* [Supplied records]:
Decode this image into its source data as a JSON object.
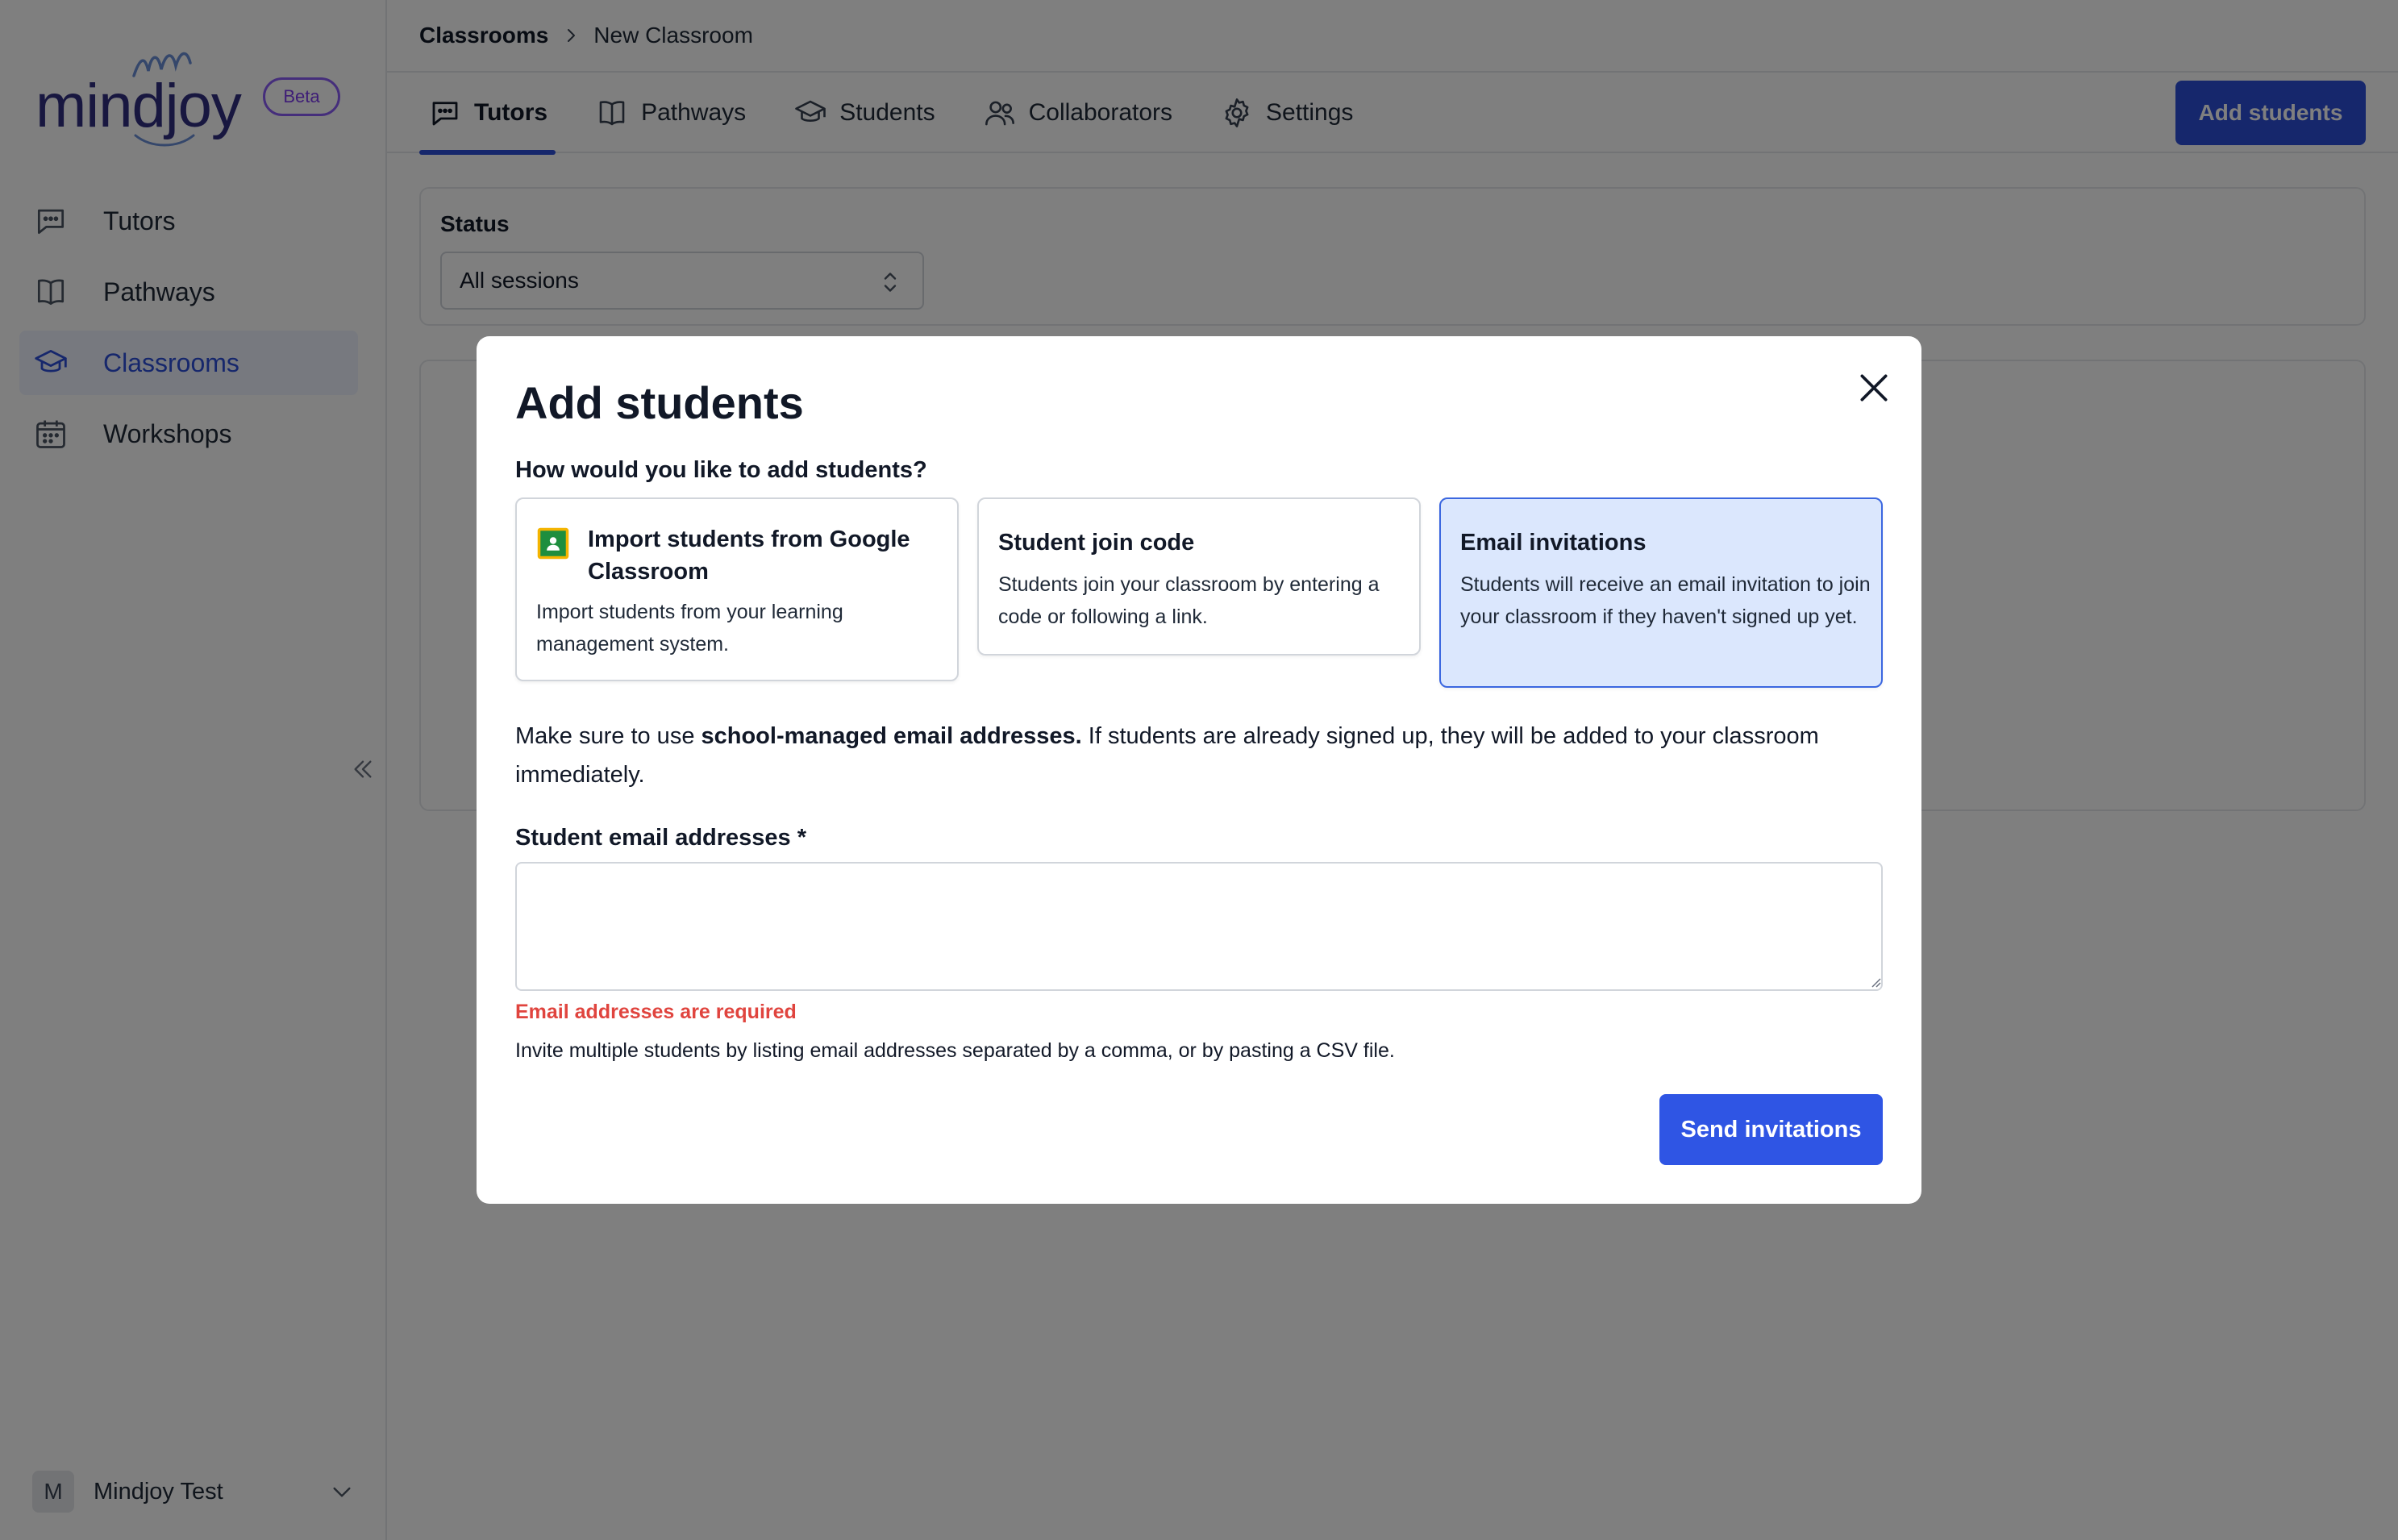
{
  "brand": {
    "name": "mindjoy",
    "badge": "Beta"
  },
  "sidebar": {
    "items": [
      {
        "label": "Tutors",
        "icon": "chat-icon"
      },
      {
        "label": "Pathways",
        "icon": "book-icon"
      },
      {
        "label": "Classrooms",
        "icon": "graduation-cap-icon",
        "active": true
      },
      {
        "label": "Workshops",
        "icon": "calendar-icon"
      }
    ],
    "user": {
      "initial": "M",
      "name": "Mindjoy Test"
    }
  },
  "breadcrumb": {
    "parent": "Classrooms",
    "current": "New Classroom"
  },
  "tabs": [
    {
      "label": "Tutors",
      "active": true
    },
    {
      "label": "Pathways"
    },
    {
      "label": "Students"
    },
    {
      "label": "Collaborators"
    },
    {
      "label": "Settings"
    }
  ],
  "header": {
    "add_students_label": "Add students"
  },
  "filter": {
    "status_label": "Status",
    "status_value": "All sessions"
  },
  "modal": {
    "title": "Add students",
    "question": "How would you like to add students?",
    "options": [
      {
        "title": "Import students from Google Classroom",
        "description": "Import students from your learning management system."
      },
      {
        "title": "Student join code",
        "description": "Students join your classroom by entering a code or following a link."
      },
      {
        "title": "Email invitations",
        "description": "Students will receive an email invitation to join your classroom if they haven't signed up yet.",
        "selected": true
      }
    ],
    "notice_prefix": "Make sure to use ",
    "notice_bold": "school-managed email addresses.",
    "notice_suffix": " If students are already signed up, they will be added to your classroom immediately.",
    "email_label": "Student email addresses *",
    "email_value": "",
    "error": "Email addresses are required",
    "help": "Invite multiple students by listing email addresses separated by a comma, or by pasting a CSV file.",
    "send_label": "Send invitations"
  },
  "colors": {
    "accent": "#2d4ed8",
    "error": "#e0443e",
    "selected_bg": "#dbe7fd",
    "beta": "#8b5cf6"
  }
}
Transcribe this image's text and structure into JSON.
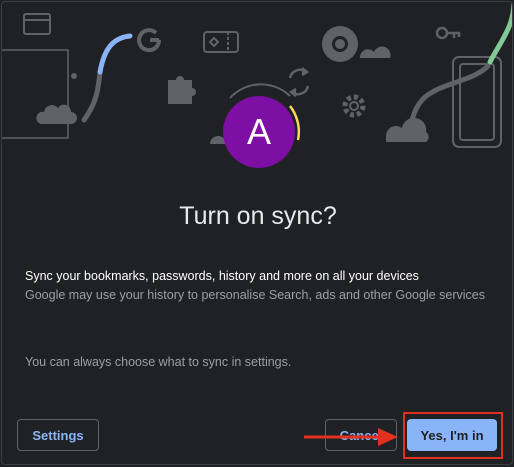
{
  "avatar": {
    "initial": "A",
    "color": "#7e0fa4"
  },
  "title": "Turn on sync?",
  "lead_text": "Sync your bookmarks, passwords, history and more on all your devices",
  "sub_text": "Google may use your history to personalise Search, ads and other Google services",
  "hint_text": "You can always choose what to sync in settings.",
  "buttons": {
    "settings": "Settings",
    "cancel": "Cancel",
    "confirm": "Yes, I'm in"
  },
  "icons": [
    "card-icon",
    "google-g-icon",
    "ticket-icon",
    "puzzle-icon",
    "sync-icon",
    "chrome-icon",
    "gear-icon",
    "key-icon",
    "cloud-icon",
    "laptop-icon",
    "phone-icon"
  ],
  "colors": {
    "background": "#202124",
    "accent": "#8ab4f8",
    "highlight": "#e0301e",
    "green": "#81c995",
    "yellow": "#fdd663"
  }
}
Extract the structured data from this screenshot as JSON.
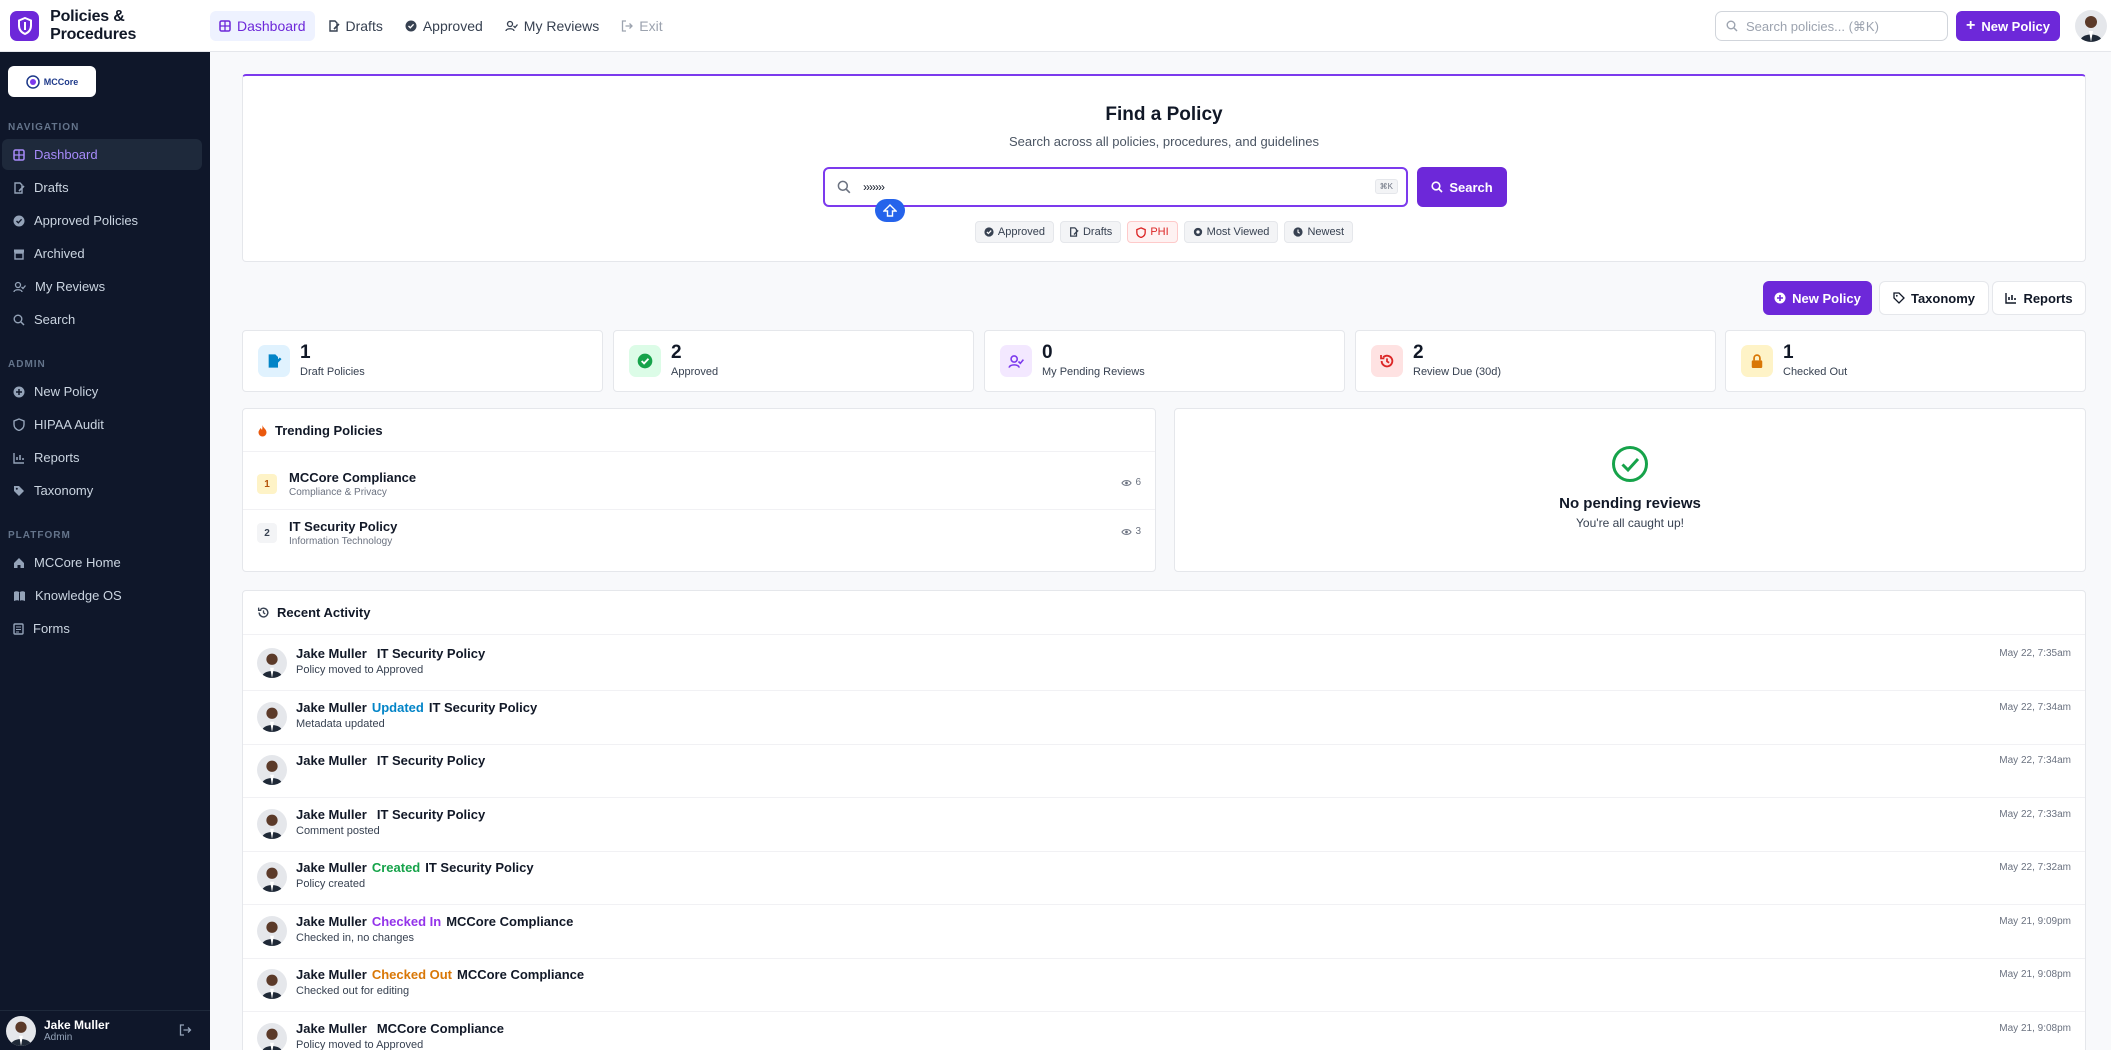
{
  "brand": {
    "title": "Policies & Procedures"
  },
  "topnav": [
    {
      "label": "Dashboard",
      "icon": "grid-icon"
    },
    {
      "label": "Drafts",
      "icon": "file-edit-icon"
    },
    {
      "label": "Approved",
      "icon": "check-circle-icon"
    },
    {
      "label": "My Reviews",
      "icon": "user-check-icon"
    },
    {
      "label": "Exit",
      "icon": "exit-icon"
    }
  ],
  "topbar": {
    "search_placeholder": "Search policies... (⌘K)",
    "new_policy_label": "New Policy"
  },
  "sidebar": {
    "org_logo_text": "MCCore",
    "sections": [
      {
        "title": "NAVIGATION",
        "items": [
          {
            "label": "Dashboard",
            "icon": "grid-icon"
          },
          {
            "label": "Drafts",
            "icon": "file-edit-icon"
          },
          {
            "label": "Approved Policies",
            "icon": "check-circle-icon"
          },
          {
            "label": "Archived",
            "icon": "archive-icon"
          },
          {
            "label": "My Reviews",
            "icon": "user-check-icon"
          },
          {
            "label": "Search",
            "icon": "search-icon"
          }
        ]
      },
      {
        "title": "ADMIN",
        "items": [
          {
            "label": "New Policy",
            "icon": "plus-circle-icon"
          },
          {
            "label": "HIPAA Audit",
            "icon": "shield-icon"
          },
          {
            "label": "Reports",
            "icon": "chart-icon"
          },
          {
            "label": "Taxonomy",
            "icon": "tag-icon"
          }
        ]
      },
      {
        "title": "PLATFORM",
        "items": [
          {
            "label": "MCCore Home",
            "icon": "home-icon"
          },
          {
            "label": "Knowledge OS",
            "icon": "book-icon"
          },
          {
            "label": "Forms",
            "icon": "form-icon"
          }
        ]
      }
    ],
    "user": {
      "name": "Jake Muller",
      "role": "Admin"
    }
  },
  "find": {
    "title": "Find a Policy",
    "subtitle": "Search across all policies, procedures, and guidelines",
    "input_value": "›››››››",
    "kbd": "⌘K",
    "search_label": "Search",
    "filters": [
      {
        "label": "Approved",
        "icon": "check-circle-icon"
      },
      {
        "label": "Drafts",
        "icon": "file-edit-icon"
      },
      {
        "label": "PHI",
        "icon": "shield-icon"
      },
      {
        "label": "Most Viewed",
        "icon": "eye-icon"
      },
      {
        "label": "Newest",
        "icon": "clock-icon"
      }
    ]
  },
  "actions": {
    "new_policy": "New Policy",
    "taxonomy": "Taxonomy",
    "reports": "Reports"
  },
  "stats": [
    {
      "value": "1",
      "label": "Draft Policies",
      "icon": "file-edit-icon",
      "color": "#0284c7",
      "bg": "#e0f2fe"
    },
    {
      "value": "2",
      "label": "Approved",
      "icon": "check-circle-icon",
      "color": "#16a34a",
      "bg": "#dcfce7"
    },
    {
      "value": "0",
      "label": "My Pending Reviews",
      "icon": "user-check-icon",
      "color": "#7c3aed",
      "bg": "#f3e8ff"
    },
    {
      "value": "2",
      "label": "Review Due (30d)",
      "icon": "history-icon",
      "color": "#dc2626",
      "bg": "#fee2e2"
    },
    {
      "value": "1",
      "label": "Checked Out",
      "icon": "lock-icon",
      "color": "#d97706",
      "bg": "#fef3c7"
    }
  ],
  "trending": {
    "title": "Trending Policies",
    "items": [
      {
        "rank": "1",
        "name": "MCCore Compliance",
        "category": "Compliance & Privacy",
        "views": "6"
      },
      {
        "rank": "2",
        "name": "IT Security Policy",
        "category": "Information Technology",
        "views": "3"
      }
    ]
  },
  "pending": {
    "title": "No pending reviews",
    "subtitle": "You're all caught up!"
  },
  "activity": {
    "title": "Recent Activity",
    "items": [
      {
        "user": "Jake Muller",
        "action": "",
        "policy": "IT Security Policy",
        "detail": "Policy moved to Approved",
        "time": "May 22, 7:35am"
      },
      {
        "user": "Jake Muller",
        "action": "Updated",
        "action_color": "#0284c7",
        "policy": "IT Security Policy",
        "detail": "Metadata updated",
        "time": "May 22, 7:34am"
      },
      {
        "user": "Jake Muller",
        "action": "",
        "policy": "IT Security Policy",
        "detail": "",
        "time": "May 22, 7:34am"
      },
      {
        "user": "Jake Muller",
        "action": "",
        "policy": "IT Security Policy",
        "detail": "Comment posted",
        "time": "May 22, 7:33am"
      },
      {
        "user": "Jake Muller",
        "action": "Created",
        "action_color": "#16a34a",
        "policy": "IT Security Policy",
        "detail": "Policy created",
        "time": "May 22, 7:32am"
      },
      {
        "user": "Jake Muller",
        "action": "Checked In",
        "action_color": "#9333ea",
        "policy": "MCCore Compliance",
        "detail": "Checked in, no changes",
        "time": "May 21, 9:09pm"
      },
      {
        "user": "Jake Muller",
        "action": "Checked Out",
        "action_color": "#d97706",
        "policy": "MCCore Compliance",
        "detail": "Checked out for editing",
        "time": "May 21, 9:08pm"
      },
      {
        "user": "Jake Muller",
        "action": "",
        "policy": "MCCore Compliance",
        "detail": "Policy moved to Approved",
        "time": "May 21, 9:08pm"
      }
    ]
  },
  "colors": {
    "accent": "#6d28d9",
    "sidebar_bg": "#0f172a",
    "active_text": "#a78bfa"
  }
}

* [Problem]:
Copy each line from the records above that includes the string "history".

* [Result of this task]:
  "lead_text": "Sync your bookmarks, passwords, history and more on all your devices",
  "sub_text": "Google may use your history to personalise Search, ads and other Google services",
      "icon": "history-icon",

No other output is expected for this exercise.